** begin RECORDS SHOWN **

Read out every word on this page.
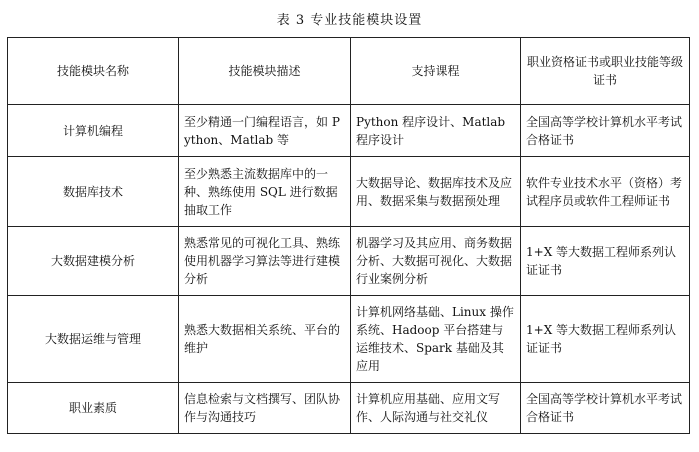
表 3 专业技能模块设置
技能模块名称	技能模块描述	支持课程	职业资格证书或职业技能等级证书
计算机编程	至少精通一门编程语言，如 Python、Matlab 等	Python 程序设计、Matlab 程序设计	全国高等学校计算机水平考试合格证书
数据库技术	至少熟悉主流数据库中的一种、熟练使用 SQL 进行数据抽取工作	大数据导论、数据库技术及应用、数据采集与数据预处理	软件专业技术水平（资格）考试程序员或软件工程师证书
大数据建模分析	熟悉常见的可视化工具、熟练使用机器学习算法等进行建模分析	机器学习及其应用、商务数据分析、大数据可视化、大数据行业案例分析	1+X 等大数据工程师系列认证证书
大数据运维与管理	熟悉大数据相关系统、平台的维护	计算机网络基础、Linux 操作系统、Hadoop 平台搭建与运维技术、Spark 基础及其应用	1+X 等大数据工程师系列认证证书
职业素质	信息检索与文档撰写、团队协作与沟通技巧	计算机应用基础、应用文写作、人际沟通与社交礼仪	全国高等学校计算机水平考试合格证书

** end RECORDS SHOWN **

## WHAT YOU SHOULD DO
Gather every line from the entries above where the word "等大数据工程师系列认证证书" appears, and copy them.

## REPLY
大数据建模分析	熟悉常见的可视化工具、熟练使用机器学习算法等进行建模分析	机器学习及其应用、商务数据分析、大数据可视化、大数据行业案例分析	1+X 等大数据工程师系列认证证书
大数据运维与管理	熟悉大数据相关系统、平台的维护	计算机网络基础、Linux 操作系统、Hadoop 平台搭建与运维技术、Spark 基础及其应用	1+X 等大数据工程师系列认证证书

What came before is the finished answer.